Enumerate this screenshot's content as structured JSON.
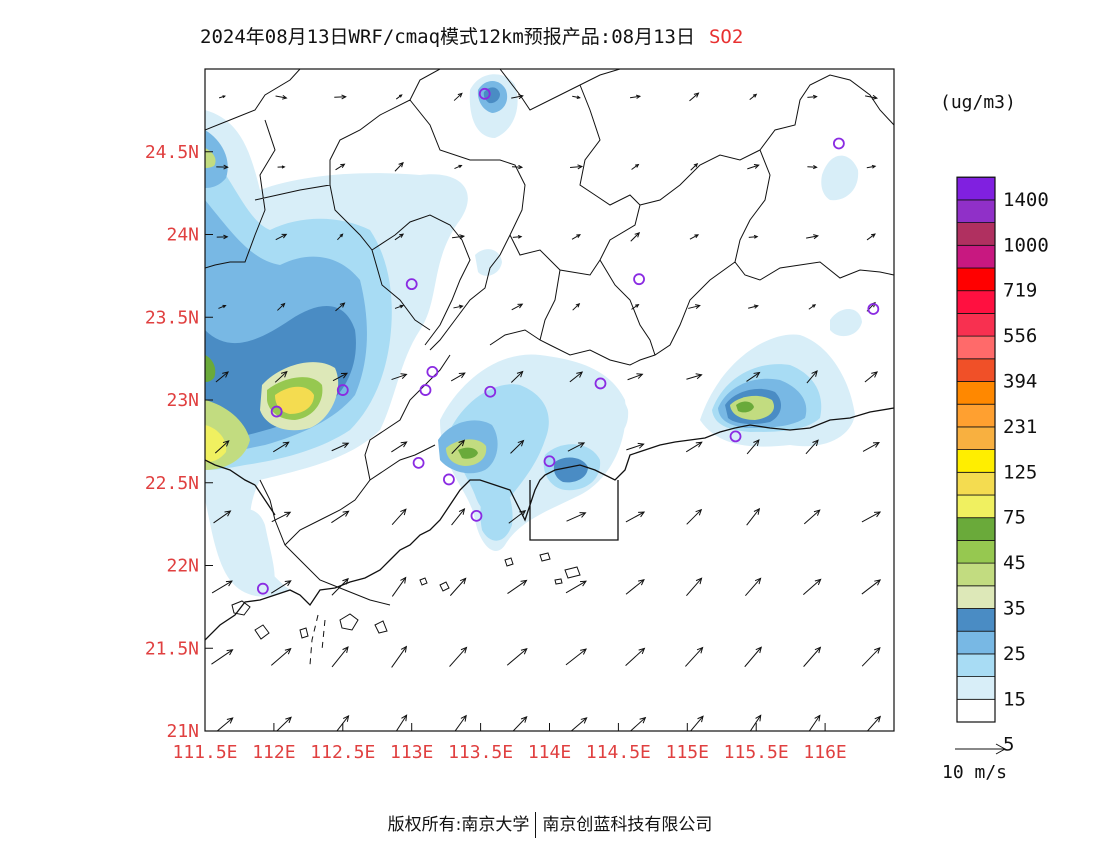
{
  "title": {
    "text": "2024年08月13日WRF/cmaq模式12km预报产品:08月13日",
    "species": "SO2"
  },
  "map": {
    "lon_range": [
      111.5,
      116.5
    ],
    "lat_range": [
      21.0,
      25.0
    ],
    "lon_ticks": [
      "111.5E",
      "112E",
      "112.5E",
      "113E",
      "113.5E",
      "114E",
      "114.5E",
      "115E",
      "115.5E",
      "116E"
    ],
    "lat_ticks": [
      "21N",
      "21.5N",
      "22N",
      "22.5N",
      "23N",
      "23.5N",
      "24N",
      "24.5N"
    ],
    "stations": [
      {
        "lon": 113.53,
        "lat": 24.85
      },
      {
        "lon": 116.1,
        "lat": 24.55
      },
      {
        "lon": 114.65,
        "lat": 23.73
      },
      {
        "lon": 116.35,
        "lat": 23.55
      },
      {
        "lon": 113.0,
        "lat": 23.7
      },
      {
        "lon": 113.15,
        "lat": 23.17
      },
      {
        "lon": 113.1,
        "lat": 23.06
      },
      {
        "lon": 112.5,
        "lat": 23.06
      },
      {
        "lon": 112.02,
        "lat": 22.93
      },
      {
        "lon": 113.57,
        "lat": 23.05
      },
      {
        "lon": 114.37,
        "lat": 23.1
      },
      {
        "lon": 113.05,
        "lat": 22.62
      },
      {
        "lon": 113.27,
        "lat": 22.52
      },
      {
        "lon": 114.0,
        "lat": 22.63
      },
      {
        "lon": 115.35,
        "lat": 22.78
      },
      {
        "lon": 113.47,
        "lat": 22.3
      },
      {
        "lon": 111.92,
        "lat": 21.86
      }
    ]
  },
  "colorbar": {
    "unit": "(ug/m3)",
    "labels": [
      "1400",
      "1000",
      "719",
      "556",
      "394",
      "231",
      "125",
      "75",
      "45",
      "35",
      "25",
      "15",
      "5"
    ],
    "colors": [
      "#ffffff",
      "#d8eef8",
      "#a8dcf4",
      "#78b8e4",
      "#4a8cc4",
      "#dde8b8",
      "#c2dc80",
      "#96c850",
      "#6aaa3a",
      "#f0f060",
      "#f4dc50",
      "#ffee00",
      "#f8b040",
      "#ffa030",
      "#ff8800",
      "#f05028",
      "#ff6a6a",
      "#f83050",
      "#ff1040",
      "#ff0000",
      "#c81880",
      "#b03060",
      "#9030c8",
      "#8020e0"
    ]
  },
  "wind_legend": {
    "label": "10 m/s"
  },
  "footer": {
    "left": "版权所有:南京大学",
    "right": "南京创蓝科技有限公司"
  }
}
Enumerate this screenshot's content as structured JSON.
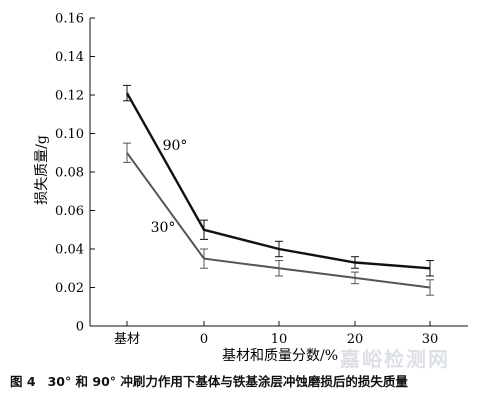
{
  "chart_data": {
    "type": "line",
    "categories": [
      "基材",
      "0",
      "10",
      "20",
      "30"
    ],
    "xlabel": "基材和质量分数/%",
    "ylabel": "损失质量/g",
    "ylim": [
      0,
      0.16
    ],
    "yticks": [
      "0",
      "0.02",
      "0.04",
      "0.06",
      "0.08",
      "0.10",
      "0.12",
      "0.14",
      "0.16"
    ],
    "grid": false,
    "series": [
      {
        "name": "90°",
        "color": "#111111",
        "values": [
          0.121,
          0.05,
          0.04,
          0.033,
          0.03
        ],
        "errors": [
          0.004,
          0.005,
          0.004,
          0.003,
          0.004
        ]
      },
      {
        "name": "30°",
        "color": "#555555",
        "values": [
          0.09,
          0.035,
          0.03,
          0.025,
          0.02
        ],
        "errors": [
          0.005,
          0.005,
          0.004,
          0.003,
          0.004
        ]
      }
    ]
  },
  "caption": {
    "figure_number": "图 4",
    "text": "30° 和 90° 冲刷力作用下基体与铁基涂层冲蚀磨损后的损失质量"
  },
  "watermark": "嘉峪检测网"
}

━━━━━━━━━━

- _Work to do_:
Strip out the pictures and quote the remaining data word for word.

- _Exercise output_:
Enumerate this screenshot's content as structured JSON.
{
  "title": {
    "text": "2024年08月13日WRF/cmaq模式12km预报产品:08月13日",
    "species": "SO2"
  },
  "map": {
    "lon_range": [
      111.5,
      116.5
    ],
    "lat_range": [
      21.0,
      25.0
    ],
    "lon_ticks": [
      "111.5E",
      "112E",
      "112.5E",
      "113E",
      "113.5E",
      "114E",
      "114.5E",
      "115E",
      "115.5E",
      "116E"
    ],
    "lat_ticks": [
      "21N",
      "21.5N",
      "22N",
      "22.5N",
      "23N",
      "23.5N",
      "24N",
      "24.5N"
    ],
    "stations": [
      {
        "lon": 113.53,
        "lat": 24.85
      },
      {
        "lon": 116.1,
        "lat": 24.55
      },
      {
        "lon": 114.65,
        "lat": 23.73
      },
      {
        "lon": 116.35,
        "lat": 23.55
      },
      {
        "lon": 113.0,
        "lat": 23.7
      },
      {
        "lon": 113.15,
        "lat": 23.17
      },
      {
        "lon": 113.1,
        "lat": 23.06
      },
      {
        "lon": 112.5,
        "lat": 23.06
      },
      {
        "lon": 112.02,
        "lat": 22.93
      },
      {
        "lon": 113.57,
        "lat": 23.05
      },
      {
        "lon": 114.37,
        "lat": 23.1
      },
      {
        "lon": 113.05,
        "lat": 22.62
      },
      {
        "lon": 113.27,
        "lat": 22.52
      },
      {
        "lon": 114.0,
        "lat": 22.63
      },
      {
        "lon": 115.35,
        "lat": 22.78
      },
      {
        "lon": 113.47,
        "lat": 22.3
      },
      {
        "lon": 111.92,
        "lat": 21.86
      }
    ]
  },
  "colorbar": {
    "unit": "(ug/m3)",
    "labels": [
      "1400",
      "1000",
      "719",
      "556",
      "394",
      "231",
      "125",
      "75",
      "45",
      "35",
      "25",
      "15",
      "5"
    ],
    "colors": [
      "#ffffff",
      "#d8eef8",
      "#a8dcf4",
      "#78b8e4",
      "#4a8cc4",
      "#dde8b8",
      "#c2dc80",
      "#96c850",
      "#6aaa3a",
      "#f0f060",
      "#f4dc50",
      "#ffee00",
      "#f8b040",
      "#ffa030",
      "#ff8800",
      "#f05028",
      "#ff6a6a",
      "#f83050",
      "#ff1040",
      "#ff0000",
      "#c81880",
      "#b03060",
      "#9030c8",
      "#8020e0"
    ]
  },
  "wind_legend": {
    "label": "10 m/s"
  },
  "footer": {
    "left": "版权所有:南京大学",
    "right": "南京创蓝科技有限公司"
  }
}
Enumerate this screenshot's content as structured JSON.
{
  "chart_data": {
    "type": "line",
    "categories": [
      "基材",
      "0",
      "10",
      "20",
      "30"
    ],
    "xlabel": "基材和质量分数/%",
    "ylabel": "损失质量/g",
    "ylim": [
      0,
      0.16
    ],
    "yticks": [
      "0",
      "0.02",
      "0.04",
      "0.06",
      "0.08",
      "0.10",
      "0.12",
      "0.14",
      "0.16"
    ],
    "grid": false,
    "series": [
      {
        "name": "90°",
        "color": "#111111",
        "values": [
          0.121,
          0.05,
          0.04,
          0.033,
          0.03
        ],
        "errors": [
          0.004,
          0.005,
          0.004,
          0.003,
          0.004
        ]
      },
      {
        "name": "30°",
        "color": "#555555",
        "values": [
          0.09,
          0.035,
          0.03,
          0.025,
          0.02
        ],
        "errors": [
          0.005,
          0.005,
          0.004,
          0.003,
          0.004
        ]
      }
    ]
  },
  "caption": {
    "figure_number": "图 4",
    "text": "30° 和 90° 冲刷力作用下基体与铁基涂层冲蚀磨损后的损失质量"
  },
  "watermark": "嘉峪检测网"
}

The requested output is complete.